=== TO BE DONE ===
In the listing below, locate the lines bearing the word "山东分布式光伏". Copy every one of them.

:::::

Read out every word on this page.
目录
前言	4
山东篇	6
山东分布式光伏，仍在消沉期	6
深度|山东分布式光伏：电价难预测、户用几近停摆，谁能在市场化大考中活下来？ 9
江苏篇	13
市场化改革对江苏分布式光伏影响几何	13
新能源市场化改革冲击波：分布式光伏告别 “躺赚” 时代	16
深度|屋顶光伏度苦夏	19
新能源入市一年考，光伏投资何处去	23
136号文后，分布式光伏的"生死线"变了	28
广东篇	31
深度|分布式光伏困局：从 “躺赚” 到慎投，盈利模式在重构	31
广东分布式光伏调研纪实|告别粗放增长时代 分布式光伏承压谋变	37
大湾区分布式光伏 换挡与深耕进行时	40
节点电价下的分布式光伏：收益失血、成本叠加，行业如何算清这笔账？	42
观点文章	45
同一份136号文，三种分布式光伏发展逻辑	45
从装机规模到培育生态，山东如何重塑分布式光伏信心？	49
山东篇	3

:::::

=== RESPONSE TO THE TASK ===
山东分布式光伏，仍在消沉期	6
深度|山东分布式光伏：电价难预测、户用几近停摆，谁能在市场化大考中活下来？ 9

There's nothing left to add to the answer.